---- Task input

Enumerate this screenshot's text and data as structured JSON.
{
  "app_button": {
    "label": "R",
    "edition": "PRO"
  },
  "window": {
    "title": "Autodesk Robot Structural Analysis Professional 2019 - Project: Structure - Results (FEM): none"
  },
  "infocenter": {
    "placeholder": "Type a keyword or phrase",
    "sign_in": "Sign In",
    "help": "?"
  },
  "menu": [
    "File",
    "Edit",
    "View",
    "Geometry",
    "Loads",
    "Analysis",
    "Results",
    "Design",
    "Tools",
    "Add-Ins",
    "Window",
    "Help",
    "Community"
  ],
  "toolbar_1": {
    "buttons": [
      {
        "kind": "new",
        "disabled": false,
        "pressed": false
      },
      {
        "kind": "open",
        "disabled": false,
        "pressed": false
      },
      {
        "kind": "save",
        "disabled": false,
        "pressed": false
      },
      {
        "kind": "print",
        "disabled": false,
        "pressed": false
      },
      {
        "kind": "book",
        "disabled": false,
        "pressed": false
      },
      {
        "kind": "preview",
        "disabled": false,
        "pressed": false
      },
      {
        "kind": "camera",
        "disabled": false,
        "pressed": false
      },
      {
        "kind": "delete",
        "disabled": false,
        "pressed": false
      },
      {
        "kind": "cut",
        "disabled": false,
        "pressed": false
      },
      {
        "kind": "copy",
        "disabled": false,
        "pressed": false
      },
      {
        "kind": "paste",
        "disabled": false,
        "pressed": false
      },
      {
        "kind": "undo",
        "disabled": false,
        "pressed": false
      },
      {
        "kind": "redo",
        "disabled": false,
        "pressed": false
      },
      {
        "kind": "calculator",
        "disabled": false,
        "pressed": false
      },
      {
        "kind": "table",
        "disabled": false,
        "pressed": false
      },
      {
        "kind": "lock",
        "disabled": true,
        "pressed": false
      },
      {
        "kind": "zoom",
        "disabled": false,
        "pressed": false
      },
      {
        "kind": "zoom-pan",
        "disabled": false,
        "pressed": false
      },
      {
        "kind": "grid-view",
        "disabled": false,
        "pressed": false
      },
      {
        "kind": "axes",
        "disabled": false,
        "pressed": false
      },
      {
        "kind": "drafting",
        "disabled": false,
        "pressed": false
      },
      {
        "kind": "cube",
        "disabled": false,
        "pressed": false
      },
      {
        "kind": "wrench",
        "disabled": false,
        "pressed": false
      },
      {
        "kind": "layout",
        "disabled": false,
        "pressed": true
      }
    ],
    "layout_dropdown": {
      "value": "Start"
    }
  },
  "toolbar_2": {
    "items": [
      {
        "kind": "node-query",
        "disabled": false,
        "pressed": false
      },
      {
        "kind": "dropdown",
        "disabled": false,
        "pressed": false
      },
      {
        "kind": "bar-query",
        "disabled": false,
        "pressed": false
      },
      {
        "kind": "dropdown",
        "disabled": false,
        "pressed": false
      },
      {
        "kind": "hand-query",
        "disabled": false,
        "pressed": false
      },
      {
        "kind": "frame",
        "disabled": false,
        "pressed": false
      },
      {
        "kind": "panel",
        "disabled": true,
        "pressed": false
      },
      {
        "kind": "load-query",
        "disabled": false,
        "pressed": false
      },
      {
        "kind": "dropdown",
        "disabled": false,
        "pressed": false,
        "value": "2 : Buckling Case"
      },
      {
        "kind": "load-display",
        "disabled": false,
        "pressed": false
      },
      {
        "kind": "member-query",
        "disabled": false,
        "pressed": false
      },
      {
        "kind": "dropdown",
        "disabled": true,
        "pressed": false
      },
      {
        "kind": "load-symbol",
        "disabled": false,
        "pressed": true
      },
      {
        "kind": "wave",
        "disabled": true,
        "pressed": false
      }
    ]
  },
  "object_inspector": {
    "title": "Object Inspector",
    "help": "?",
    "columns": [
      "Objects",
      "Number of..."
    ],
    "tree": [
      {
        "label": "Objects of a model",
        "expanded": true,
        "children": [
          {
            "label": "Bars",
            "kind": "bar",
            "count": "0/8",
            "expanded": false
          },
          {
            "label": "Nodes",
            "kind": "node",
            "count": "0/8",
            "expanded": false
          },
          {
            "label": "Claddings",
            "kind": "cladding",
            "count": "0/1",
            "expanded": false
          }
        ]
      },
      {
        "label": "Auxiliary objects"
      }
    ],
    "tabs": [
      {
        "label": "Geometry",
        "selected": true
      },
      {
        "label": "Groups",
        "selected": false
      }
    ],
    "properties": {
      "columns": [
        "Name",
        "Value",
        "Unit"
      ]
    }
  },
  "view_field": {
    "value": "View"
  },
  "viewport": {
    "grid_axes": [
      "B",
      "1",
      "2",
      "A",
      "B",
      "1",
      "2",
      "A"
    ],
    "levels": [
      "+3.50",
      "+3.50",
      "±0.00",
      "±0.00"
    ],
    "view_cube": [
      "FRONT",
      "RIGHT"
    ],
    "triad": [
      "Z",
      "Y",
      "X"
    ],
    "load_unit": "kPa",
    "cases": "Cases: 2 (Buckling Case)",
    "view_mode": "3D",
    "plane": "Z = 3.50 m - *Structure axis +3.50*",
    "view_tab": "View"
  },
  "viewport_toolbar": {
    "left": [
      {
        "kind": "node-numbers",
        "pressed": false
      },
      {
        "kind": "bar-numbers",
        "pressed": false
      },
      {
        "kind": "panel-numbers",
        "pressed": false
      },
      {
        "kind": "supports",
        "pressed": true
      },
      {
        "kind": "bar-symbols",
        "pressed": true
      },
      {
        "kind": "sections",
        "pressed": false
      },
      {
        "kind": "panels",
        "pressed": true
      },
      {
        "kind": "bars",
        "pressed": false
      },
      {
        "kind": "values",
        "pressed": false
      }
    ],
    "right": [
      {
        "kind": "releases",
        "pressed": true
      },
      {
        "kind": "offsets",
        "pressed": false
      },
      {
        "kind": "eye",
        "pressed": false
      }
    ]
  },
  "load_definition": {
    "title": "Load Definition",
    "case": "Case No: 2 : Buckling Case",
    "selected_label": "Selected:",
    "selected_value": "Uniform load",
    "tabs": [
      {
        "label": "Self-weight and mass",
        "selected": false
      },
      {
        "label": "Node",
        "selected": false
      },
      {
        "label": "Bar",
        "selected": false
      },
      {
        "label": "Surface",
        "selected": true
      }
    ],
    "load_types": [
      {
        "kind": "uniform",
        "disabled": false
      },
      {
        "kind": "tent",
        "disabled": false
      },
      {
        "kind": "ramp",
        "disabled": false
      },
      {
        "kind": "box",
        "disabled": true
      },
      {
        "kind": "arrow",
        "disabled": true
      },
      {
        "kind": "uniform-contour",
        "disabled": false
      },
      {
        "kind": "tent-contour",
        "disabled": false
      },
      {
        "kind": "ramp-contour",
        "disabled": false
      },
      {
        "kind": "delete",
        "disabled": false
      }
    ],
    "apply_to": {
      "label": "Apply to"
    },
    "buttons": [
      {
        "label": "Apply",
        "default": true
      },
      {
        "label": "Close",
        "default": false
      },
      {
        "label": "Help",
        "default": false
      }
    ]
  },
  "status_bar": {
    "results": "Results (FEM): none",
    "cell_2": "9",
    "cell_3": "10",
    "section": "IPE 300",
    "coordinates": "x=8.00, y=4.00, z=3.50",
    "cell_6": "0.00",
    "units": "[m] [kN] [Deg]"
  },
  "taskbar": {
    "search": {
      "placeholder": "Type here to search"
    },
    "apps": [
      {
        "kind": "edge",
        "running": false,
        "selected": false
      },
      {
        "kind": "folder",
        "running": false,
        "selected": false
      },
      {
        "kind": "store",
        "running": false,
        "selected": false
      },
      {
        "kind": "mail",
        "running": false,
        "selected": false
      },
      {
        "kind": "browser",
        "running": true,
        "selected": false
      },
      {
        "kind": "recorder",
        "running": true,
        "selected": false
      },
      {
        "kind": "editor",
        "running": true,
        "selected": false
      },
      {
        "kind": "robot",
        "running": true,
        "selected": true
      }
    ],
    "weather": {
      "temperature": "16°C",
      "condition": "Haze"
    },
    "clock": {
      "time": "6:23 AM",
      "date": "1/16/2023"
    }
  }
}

--------

| Given problem |
Collect each line holding the string "none".

| Result |
    "title": "Autodesk Robot Structural Analysis Professional 2019 - Project: Structure - Results (FEM): none"
    "results": "Results (FEM): none",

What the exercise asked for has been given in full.